▶ **THE REQUEST**
Reproduce the full listing below unchanged, apart from the pictures.

[start]

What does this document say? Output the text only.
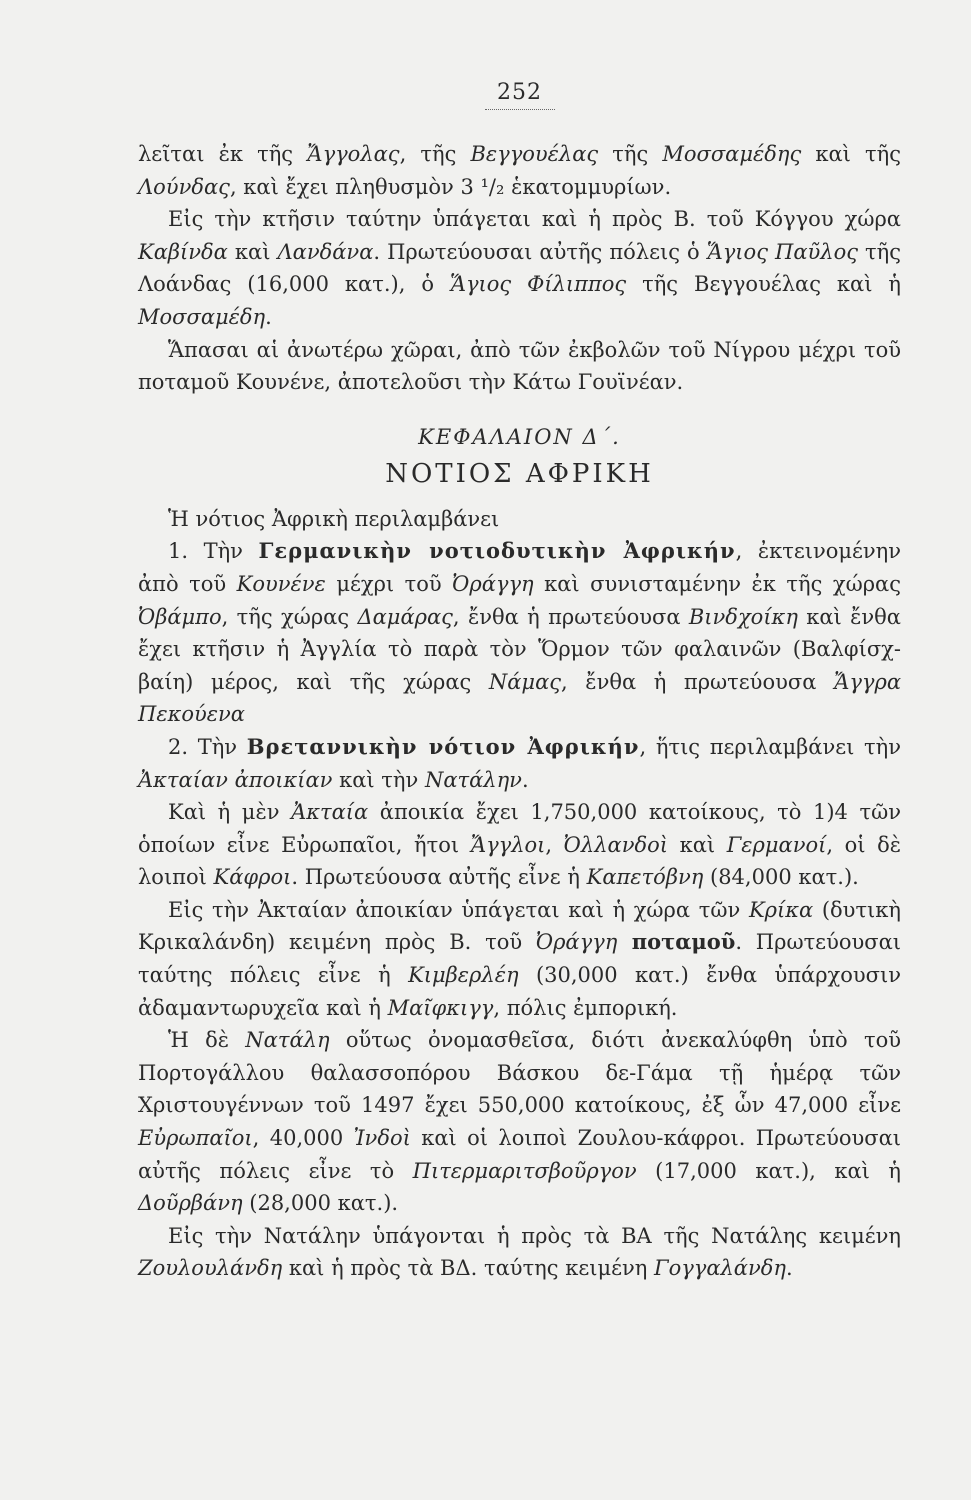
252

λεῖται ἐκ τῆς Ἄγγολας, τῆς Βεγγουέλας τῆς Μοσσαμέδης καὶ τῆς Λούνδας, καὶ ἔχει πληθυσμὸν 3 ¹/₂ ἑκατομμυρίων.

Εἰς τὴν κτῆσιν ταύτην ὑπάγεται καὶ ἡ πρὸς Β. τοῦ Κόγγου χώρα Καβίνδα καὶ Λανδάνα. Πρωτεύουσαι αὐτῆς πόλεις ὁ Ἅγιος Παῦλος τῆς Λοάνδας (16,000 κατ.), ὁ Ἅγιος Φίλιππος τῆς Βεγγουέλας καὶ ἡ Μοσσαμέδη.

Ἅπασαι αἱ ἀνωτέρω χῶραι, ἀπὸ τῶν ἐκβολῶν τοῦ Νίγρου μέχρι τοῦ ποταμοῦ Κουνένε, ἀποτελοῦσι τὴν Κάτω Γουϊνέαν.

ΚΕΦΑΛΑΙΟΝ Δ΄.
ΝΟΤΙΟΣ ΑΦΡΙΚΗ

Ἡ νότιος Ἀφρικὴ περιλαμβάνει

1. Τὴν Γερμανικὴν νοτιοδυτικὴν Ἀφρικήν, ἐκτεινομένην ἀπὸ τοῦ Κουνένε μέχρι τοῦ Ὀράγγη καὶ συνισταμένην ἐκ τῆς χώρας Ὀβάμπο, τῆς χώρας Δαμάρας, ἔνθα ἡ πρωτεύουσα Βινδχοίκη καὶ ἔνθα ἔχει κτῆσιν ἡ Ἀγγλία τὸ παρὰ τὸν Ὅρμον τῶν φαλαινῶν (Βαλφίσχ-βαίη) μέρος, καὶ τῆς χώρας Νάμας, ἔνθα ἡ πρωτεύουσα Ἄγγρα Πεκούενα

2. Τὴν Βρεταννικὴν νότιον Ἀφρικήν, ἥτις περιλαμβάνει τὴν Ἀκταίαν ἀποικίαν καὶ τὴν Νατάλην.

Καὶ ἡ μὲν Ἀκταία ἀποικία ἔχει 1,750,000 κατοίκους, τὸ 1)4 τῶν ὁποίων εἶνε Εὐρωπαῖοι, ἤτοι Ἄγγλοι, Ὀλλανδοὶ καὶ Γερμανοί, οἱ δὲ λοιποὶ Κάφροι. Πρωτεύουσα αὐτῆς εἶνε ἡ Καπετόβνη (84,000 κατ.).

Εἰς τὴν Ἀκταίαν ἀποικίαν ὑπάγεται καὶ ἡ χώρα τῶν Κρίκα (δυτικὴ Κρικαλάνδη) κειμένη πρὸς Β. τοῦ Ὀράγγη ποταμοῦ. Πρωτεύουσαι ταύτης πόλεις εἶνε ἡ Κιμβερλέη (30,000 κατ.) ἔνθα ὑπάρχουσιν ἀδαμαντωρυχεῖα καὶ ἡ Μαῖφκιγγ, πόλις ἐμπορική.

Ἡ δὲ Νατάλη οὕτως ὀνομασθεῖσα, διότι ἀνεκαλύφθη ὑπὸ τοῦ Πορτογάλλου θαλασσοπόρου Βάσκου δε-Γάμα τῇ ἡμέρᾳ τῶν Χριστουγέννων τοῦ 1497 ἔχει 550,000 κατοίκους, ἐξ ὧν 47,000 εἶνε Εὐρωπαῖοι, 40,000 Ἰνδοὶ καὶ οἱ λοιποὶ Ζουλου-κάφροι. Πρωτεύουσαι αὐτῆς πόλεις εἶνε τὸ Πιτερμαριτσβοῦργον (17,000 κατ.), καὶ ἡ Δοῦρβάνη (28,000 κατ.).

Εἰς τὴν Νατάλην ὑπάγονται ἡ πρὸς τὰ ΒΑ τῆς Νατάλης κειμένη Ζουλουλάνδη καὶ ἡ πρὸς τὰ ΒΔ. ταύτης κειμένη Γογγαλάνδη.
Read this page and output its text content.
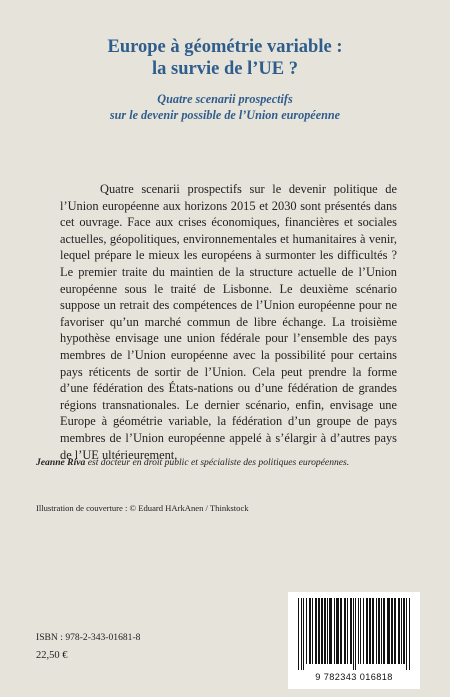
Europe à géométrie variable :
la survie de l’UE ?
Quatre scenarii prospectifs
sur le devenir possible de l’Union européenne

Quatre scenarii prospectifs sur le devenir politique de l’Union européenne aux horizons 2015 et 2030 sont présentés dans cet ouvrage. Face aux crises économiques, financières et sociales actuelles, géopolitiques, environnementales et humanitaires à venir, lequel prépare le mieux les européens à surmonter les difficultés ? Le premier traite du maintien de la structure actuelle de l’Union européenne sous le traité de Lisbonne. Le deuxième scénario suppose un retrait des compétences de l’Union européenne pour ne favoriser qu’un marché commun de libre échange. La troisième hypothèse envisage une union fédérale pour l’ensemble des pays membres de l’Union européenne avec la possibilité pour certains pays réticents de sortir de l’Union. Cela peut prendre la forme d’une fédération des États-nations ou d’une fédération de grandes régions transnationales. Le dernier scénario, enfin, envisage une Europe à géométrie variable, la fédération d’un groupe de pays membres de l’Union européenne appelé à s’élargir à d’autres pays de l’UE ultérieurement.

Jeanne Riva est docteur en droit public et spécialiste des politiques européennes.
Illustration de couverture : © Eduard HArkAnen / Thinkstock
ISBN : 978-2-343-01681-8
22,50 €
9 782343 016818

[end]

▶ **CORRECT RESPONSE**
What does this document say? Output the text only.
252

λεῖται ἐκ τῆς Ἄγγολας, τῆς Βεγγουέλας τῆς Μοσσαμέδης καὶ τῆς Λούνδας, καὶ ἔχει πληθυσμὸν 3 ¹/₂ ἑκατομμυρίων.

Εἰς τὴν κτῆσιν ταύτην ὑπάγεται καὶ ἡ πρὸς Β. τοῦ Κόγγου χώρα Καβίνδα καὶ Λανδάνα. Πρωτεύουσαι αὐτῆς πόλεις ὁ Ἅγιος Παῦλος τῆς Λοάνδας (16,000 κατ.), ὁ Ἅγιος Φίλιππος τῆς Βεγγουέλας καὶ ἡ Μοσσαμέδη.

Ἅπασαι αἱ ἀνωτέρω χῶραι, ἀπὸ τῶν ἐκβολῶν τοῦ Νίγρου μέχρι τοῦ ποταμοῦ Κουνένε, ἀποτελοῦσι τὴν Κάτω Γουϊνέαν.

ΚΕΦΑΛΑΙΟΝ Δ΄.
ΝΟΤΙΟΣ ΑΦΡΙΚΗ

Ἡ νότιος Ἀφρικὴ περιλαμβάνει

1. Τὴν Γερμανικὴν νοτιοδυτικὴν Ἀφρικήν, ἐκτεινομένην ἀπὸ τοῦ Κουνένε μέχρι τοῦ Ὀράγγη καὶ συνισταμένην ἐκ τῆς χώρας Ὀβάμπο, τῆς χώρας Δαμάρας, ἔνθα ἡ πρωτεύουσα Βινδχοίκη καὶ ἔνθα ἔχει κτῆσιν ἡ Ἀγγλία τὸ παρὰ τὸν Ὅρμον τῶν φαλαινῶν (Βαλφίσχ-βαίη) μέρος, καὶ τῆς χώρας Νάμας, ἔνθα ἡ πρωτεύουσα Ἄγγρα Πεκούενα

2. Τὴν Βρεταννικὴν νότιον Ἀφρικήν, ἥτις περιλαμβάνει τὴν Ἀκταίαν ἀποικίαν καὶ τὴν Νατάλην.

Καὶ ἡ μὲν Ἀκταία ἀποικία ἔχει 1,750,000 κατοίκους, τὸ 1)4 τῶν ὁποίων εἶνε Εὐρωπαῖοι, ἤτοι Ἄγγλοι, Ὀλλανδοὶ καὶ Γερμανοί, οἱ δὲ λοιποὶ Κάφροι. Πρωτεύουσα αὐτῆς εἶνε ἡ Καπετόβνη (84,000 κατ.).

Εἰς τὴν Ἀκταίαν ἀποικίαν ὑπάγεται καὶ ἡ χώρα τῶν Κρίκα (δυτικὴ Κρικαλάνδη) κειμένη πρὸς Β. τοῦ Ὀράγγη ποταμοῦ. Πρωτεύουσαι ταύτης πόλεις εἶνε ἡ Κιμβερλέη (30,000 κατ.) ἔνθα ὑπάρχουσιν ἀδαμαντωρυχεῖα καὶ ἡ Μαῖφκιγγ, πόλις ἐμπορική.

Ἡ δὲ Νατάλη οὕτως ὀνομασθεῖσα, διότι ἀνεκαλύφθη ὑπὸ τοῦ Πορτογάλλου θαλασσοπόρου Βάσκου δε-Γάμα τῇ ἡμέρᾳ τῶν Χριστουγέννων τοῦ 1497 ἔχει 550,000 κατοίκους, ἐξ ὧν 47,000 εἶνε Εὐρωπαῖοι, 40,000 Ἰνδοὶ καὶ οἱ λοιποὶ Ζουλου-κάφροι. Πρωτεύουσαι αὐτῆς πόλεις εἶνε τὸ Πιτερμαριτσβοῦργον (17,000 κατ.), καὶ ἡ Δοῦρβάνη (28,000 κατ.).

Εἰς τὴν Νατάλην ὑπάγονται ἡ πρὸς τὰ ΒΑ τῆς Νατάλης κειμένη Ζουλουλάνδη καὶ ἡ πρὸς τὰ ΒΔ. ταύτης κειμένη Γογγαλάνδη.
Read this page and output its text content.
Europe à géométrie variable :
la survie de l’UE ?
Quatre scenarii prospectifs
sur le devenir possible de l’Union européenne

Quatre scenarii prospectifs sur le devenir politique de l’Union européenne aux horizons 2015 et 2030 sont présentés dans cet ouvrage. Face aux crises économiques, financières et sociales actuelles, géopolitiques, environnementales et humanitaires à venir, lequel prépare le mieux les européens à surmonter les difficultés ? Le premier traite du maintien de la structure actuelle de l’Union européenne sous le traité de Lisbonne. Le deuxième scénario suppose un retrait des compétences de l’Union européenne pour ne favoriser qu’un marché commun de libre échange. La troisième hypothèse envisage une union fédérale pour l’ensemble des pays membres de l’Union européenne avec la possibilité pour certains pays réticents de sortir de l’Union. Cela peut prendre la forme d’une fédération des États-nations ou d’une fédération de grandes régions transnationales. Le dernier scénario, enfin, envisage une Europe à géométrie variable, la fédération d’un groupe de pays membres de l’Union européenne appelé à s’élargir à d’autres pays de l’UE ultérieurement.

Jeanne Riva est docteur en droit public et spécialiste des politiques européennes.
Illustration de couverture : © Eduard HArkAnen / Thinkstock
ISBN : 978-2-343-01681-8
22,50 €
9 782343 016818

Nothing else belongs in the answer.